» WRITTEN REQUEST:
Output the full listing below exactly, without the pictures.

» EXERCISE INPUT:
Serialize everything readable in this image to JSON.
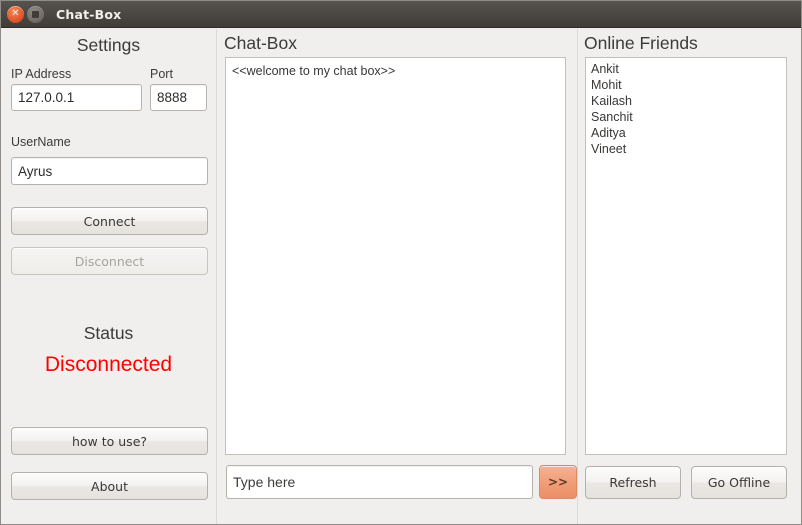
{
  "window": {
    "title": "Chat-Box",
    "close_icon": "close-icon",
    "maximize_icon": "maximize-icon"
  },
  "settings": {
    "title": "Settings",
    "ip_label": "IP Address",
    "ip_value": "127.0.0.1",
    "ip_placeholder": "",
    "port_label": "Port",
    "port_value": "8888",
    "port_placeholder": "",
    "username_label": "UserName",
    "username_value": "Ayrus",
    "username_placeholder": "",
    "connect_label": "Connect",
    "disconnect_label": "Disconnect",
    "status_title": "Status",
    "status_value": "Disconnected",
    "status_color": "#fe0000",
    "howto_label": "how to use?",
    "about_label": "About"
  },
  "chat": {
    "title": "Chat-Box",
    "log": "<<welcome to my chat box>>",
    "input_value": "",
    "input_placeholder": "Type here",
    "send_label": ">>",
    "send_color": "#f09f79"
  },
  "friends": {
    "title": "Online Friends",
    "items": [
      "Ankit",
      "Mohit",
      "Kailash",
      "Sanchit",
      "Aditya",
      "Vineet"
    ],
    "refresh_label": "Refresh",
    "go_offline_label": "Go Offline"
  }
}
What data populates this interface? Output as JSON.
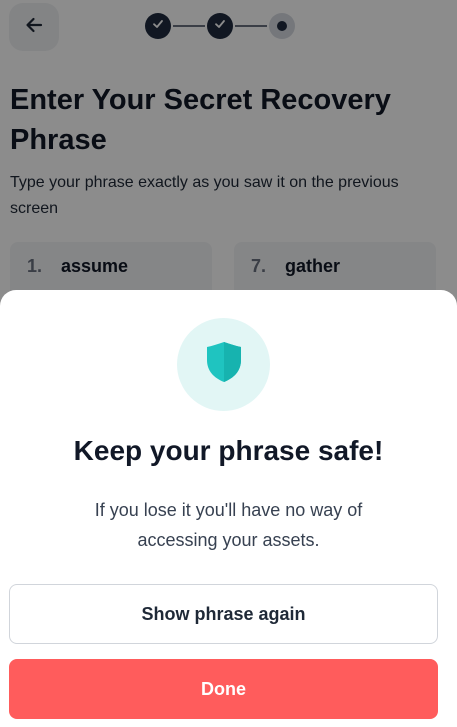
{
  "header": {
    "back_icon": "arrow-left-icon",
    "stepper": {
      "total_steps": 3,
      "completed_steps": 2,
      "current_step": 3
    }
  },
  "page": {
    "title": "Enter Your Secret Recovery Phrase",
    "subtitle": "Type your phrase exactly as you saw it on the previous screen"
  },
  "words": [
    {
      "index": "1.",
      "word": "assume"
    },
    {
      "index": "7.",
      "word": "gather"
    }
  ],
  "sheet": {
    "icon": "shield-icon",
    "title": "Keep your phrase safe!",
    "message": "If you lose it you'll have no way of accessing your assets.",
    "secondary_button": "Show phrase again",
    "primary_button": "Done"
  },
  "colors": {
    "primary": "#ff5c5c",
    "shield": "#1fc4c0",
    "shield_bg": "#e2f6f5",
    "stepper_active": "#1f2b3f"
  }
}
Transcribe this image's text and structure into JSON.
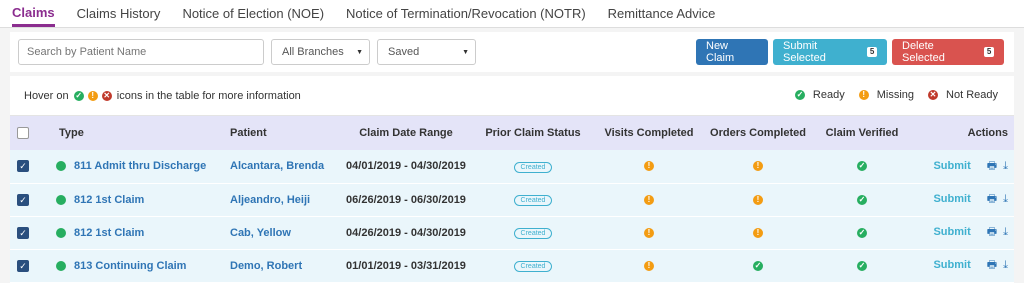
{
  "tabs": [
    "Claims",
    "Claims History",
    "Notice of Election (NOE)",
    "Notice of Termination/Revocation (NOTR)",
    "Remittance Advice"
  ],
  "toolbar": {
    "search_placeholder": "Search by Patient Name",
    "branch_select": "All Branches",
    "status_select": "Saved",
    "new_claim": "New Claim",
    "submit_selected": "Submit Selected",
    "submit_count": "5",
    "delete_selected": "Delete Selected",
    "delete_count": "5"
  },
  "hint": {
    "prefix": "Hover on",
    "suffix": "icons in the table for more information"
  },
  "legend": {
    "ready": "Ready",
    "missing": "Missing",
    "not_ready": "Not Ready"
  },
  "columns": [
    "Type",
    "Patient",
    "Claim Date Range",
    "Prior Claim Status",
    "Visits Completed",
    "Orders Completed",
    "Claim Verified",
    "Actions"
  ],
  "rows": [
    {
      "type": "811 Admit thru Discharge",
      "patient": "Alcantara, Brenda",
      "range": "04/01/2019 - 04/30/2019",
      "prior": "Created",
      "visits": "missing",
      "orders": "missing",
      "verified": "ready",
      "action": "Submit"
    },
    {
      "type": "812 1st Claim",
      "patient": "Aljeandro, Heiji",
      "range": "06/26/2019 - 06/30/2019",
      "prior": "Created",
      "visits": "missing",
      "orders": "missing",
      "verified": "ready",
      "action": "Submit"
    },
    {
      "type": "812 1st Claim",
      "patient": "Cab, Yellow",
      "range": "04/26/2019 - 04/30/2019",
      "prior": "Created",
      "visits": "missing",
      "orders": "missing",
      "verified": "ready",
      "action": "Submit"
    },
    {
      "type": "813 Continuing Claim",
      "patient": "Demo, Robert",
      "range": "01/01/2019 - 03/31/2019",
      "prior": "Created",
      "visits": "missing",
      "orders": "ready",
      "verified": "ready",
      "action": "Submit"
    }
  ],
  "colors": {
    "accent": "#8b2d8f",
    "primary": "#2f75b5",
    "info": "#3fb0cf",
    "danger": "#d9534f",
    "ready": "#27ae60",
    "missing": "#f39c12",
    "not_ready": "#c0392b"
  }
}
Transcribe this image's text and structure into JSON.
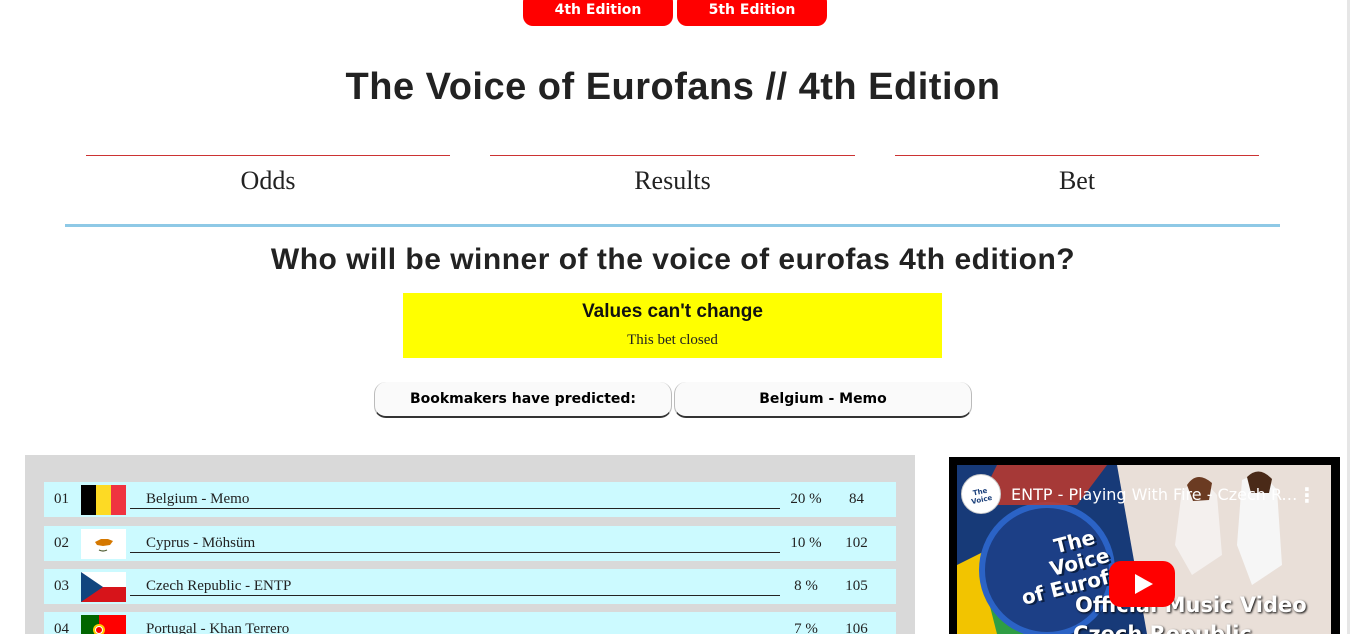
{
  "editions": {
    "ed4_label": "4th Edition",
    "ed5_label": "5th Edition"
  },
  "page_title": "The Voice of Eurofans // 4th Edition",
  "tabs": [
    {
      "label": "Odds"
    },
    {
      "label": "Results"
    },
    {
      "label": "Bet"
    }
  ],
  "question": "Who will be winner of the voice of eurofas 4th edition?",
  "notice": {
    "title": "Values can't change",
    "subtitle": "This bet closed"
  },
  "prediction": {
    "label": "Bookmakers have predicted:",
    "value": "Belgium - Memo"
  },
  "colors": {
    "edition_button": "#ff0000",
    "tab_rule": "#cc3333",
    "divider": "#8ec9e6",
    "notice_bg": "#ffff00",
    "row_bg": "#ccfaff",
    "panel_bg": "#d9d9d9"
  },
  "entries": [
    {
      "position": "01",
      "name": "Belgium - Memo",
      "percent": "20 %",
      "odds": "84",
      "flag": "belgium-flag"
    },
    {
      "position": "02",
      "name": "Cyprus - Möhsüm",
      "percent": "10 %",
      "odds": "102",
      "flag": "cyprus-flag"
    },
    {
      "position": "03",
      "name": "Czech Republic - ENTP",
      "percent": "8 %",
      "odds": "105",
      "flag": "czech-flag"
    },
    {
      "position": "04",
      "name": "Portugal - Khan Terrero",
      "percent": "7 %",
      "odds": "106",
      "flag": "portugal-flag"
    }
  ],
  "video": {
    "title": "ENTP - Playing With Fire - Czech Republic",
    "channel_avatar_text": "The Voice of Eurofans",
    "logo_text": "The Voice of Eurofans",
    "overlay_line1": "Official Music Video",
    "overlay_line2": "Czech Republic"
  }
}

» SOLUTION BELOW:
Serialize everything readable in this image to JSON.
{
  "window": {
    "title": "Chat-Box",
    "close_icon": "close-icon",
    "maximize_icon": "maximize-icon"
  },
  "settings": {
    "title": "Settings",
    "ip_label": "IP Address",
    "ip_value": "127.0.0.1",
    "ip_placeholder": "",
    "port_label": "Port",
    "port_value": "8888",
    "port_placeholder": "",
    "username_label": "UserName",
    "username_value": "Ayrus",
    "username_placeholder": "",
    "connect_label": "Connect",
    "disconnect_label": "Disconnect",
    "status_title": "Status",
    "status_value": "Disconnected",
    "status_color": "#fe0000",
    "howto_label": "how to use?",
    "about_label": "About"
  },
  "chat": {
    "title": "Chat-Box",
    "log": "<<welcome to my chat box>>",
    "input_value": "",
    "input_placeholder": "Type here",
    "send_label": ">>",
    "send_color": "#f09f79"
  },
  "friends": {
    "title": "Online Friends",
    "items": [
      "Ankit",
      "Mohit",
      "Kailash",
      "Sanchit",
      "Aditya",
      "Vineet"
    ],
    "refresh_label": "Refresh",
    "go_offline_label": "Go Offline"
  }
}
What data populates this interface? Output as JSON.
{
  "header": {
    "back_icon": "arrow-left-icon",
    "stepper": {
      "total_steps": 3,
      "completed_steps": 2,
      "current_step": 3
    }
  },
  "page": {
    "title": "Enter Your Secret Recovery Phrase",
    "subtitle": "Type your phrase exactly as you saw it on the previous screen"
  },
  "words": [
    {
      "index": "1.",
      "word": "assume"
    },
    {
      "index": "7.",
      "word": "gather"
    }
  ],
  "sheet": {
    "icon": "shield-icon",
    "title": "Keep your phrase safe!",
    "message": "If you lose it you'll have no way of accessing your assets.",
    "secondary_button": "Show phrase again",
    "primary_button": "Done"
  },
  "colors": {
    "primary": "#ff5c5c",
    "shield": "#1fc4c0",
    "shield_bg": "#e2f6f5",
    "stepper_active": "#1f2b3f"
  }
}
Transcribe this image's text and structure into JSON.
{
  "tabs": [
    "Claims",
    "Claims History",
    "Notice of Election (NOE)",
    "Notice of Termination/Revocation (NOTR)",
    "Remittance Advice"
  ],
  "toolbar": {
    "search_placeholder": "Search by Patient Name",
    "branch_select": "All Branches",
    "status_select": "Saved",
    "new_claim": "New Claim",
    "submit_selected": "Submit Selected",
    "submit_count": "5",
    "delete_selected": "Delete Selected",
    "delete_count": "5"
  },
  "hint": {
    "prefix": "Hover on",
    "suffix": "icons in the table for more information"
  },
  "legend": {
    "ready": "Ready",
    "missing": "Missing",
    "not_ready": "Not Ready"
  },
  "columns": [
    "Type",
    "Patient",
    "Claim Date Range",
    "Prior Claim Status",
    "Visits Completed",
    "Orders Completed",
    "Claim Verified",
    "Actions"
  ],
  "rows": [
    {
      "type": "811 Admit thru Discharge",
      "patient": "Alcantara, Brenda",
      "range": "04/01/2019 - 04/30/2019",
      "prior": "Created",
      "visits": "missing",
      "orders": "missing",
      "verified": "ready",
      "action": "Submit"
    },
    {
      "type": "812 1st Claim",
      "patient": "Aljeandro, Heiji",
      "range": "06/26/2019 - 06/30/2019",
      "prior": "Created",
      "visits": "missing",
      "orders": "missing",
      "verified": "ready",
      "action": "Submit"
    },
    {
      "type": "812 1st Claim",
      "patient": "Cab, Yellow",
      "range": "04/26/2019 - 04/30/2019",
      "prior": "Created",
      "visits": "missing",
      "orders": "missing",
      "verified": "ready",
      "action": "Submit"
    },
    {
      "type": "813 Continuing Claim",
      "patient": "Demo, Robert",
      "range": "01/01/2019 - 03/31/2019",
      "prior": "Created",
      "visits": "missing",
      "orders": "ready",
      "verified": "ready",
      "action": "Submit"
    }
  ],
  "colors": {
    "accent": "#8b2d8f",
    "primary": "#2f75b5",
    "info": "#3fb0cf",
    "danger": "#d9534f",
    "ready": "#27ae60",
    "missing": "#f39c12",
    "not_ready": "#c0392b"
  }
}
Transcribe this image's text and structure into JSON.
{
  "editions": {
    "ed4_label": "4th Edition",
    "ed5_label": "5th Edition"
  },
  "page_title": "The Voice of Eurofans // 4th Edition",
  "tabs": [
    {
      "label": "Odds"
    },
    {
      "label": "Results"
    },
    {
      "label": "Bet"
    }
  ],
  "question": "Who will be winner of the voice of eurofas 4th edition?",
  "notice": {
    "title": "Values can't change",
    "subtitle": "This bet closed"
  },
  "prediction": {
    "label": "Bookmakers have predicted:",
    "value": "Belgium - Memo"
  },
  "colors": {
    "edition_button": "#ff0000",
    "tab_rule": "#cc3333",
    "divider": "#8ec9e6",
    "notice_bg": "#ffff00",
    "row_bg": "#ccfaff",
    "panel_bg": "#d9d9d9"
  },
  "entries": [
    {
      "position": "01",
      "name": "Belgium - Memo",
      "percent": "20 %",
      "odds": "84",
      "flag": "belgium-flag"
    },
    {
      "position": "02",
      "name": "Cyprus - Möhsüm",
      "percent": "10 %",
      "odds": "102",
      "flag": "cyprus-flag"
    },
    {
      "position": "03",
      "name": "Czech Republic - ENTP",
      "percent": "8 %",
      "odds": "105",
      "flag": "czech-flag"
    },
    {
      "position": "04",
      "name": "Portugal - Khan Terrero",
      "percent": "7 %",
      "odds": "106",
      "flag": "portugal-flag"
    }
  ],
  "video": {
    "title": "ENTP - Playing With Fire - Czech Republic",
    "channel_avatar_text": "The Voice of Eurofans",
    "logo_text": "The Voice of Eurofans",
    "overlay_line1": "Official Music Video",
    "overlay_line2": "Czech Republic"
  }
}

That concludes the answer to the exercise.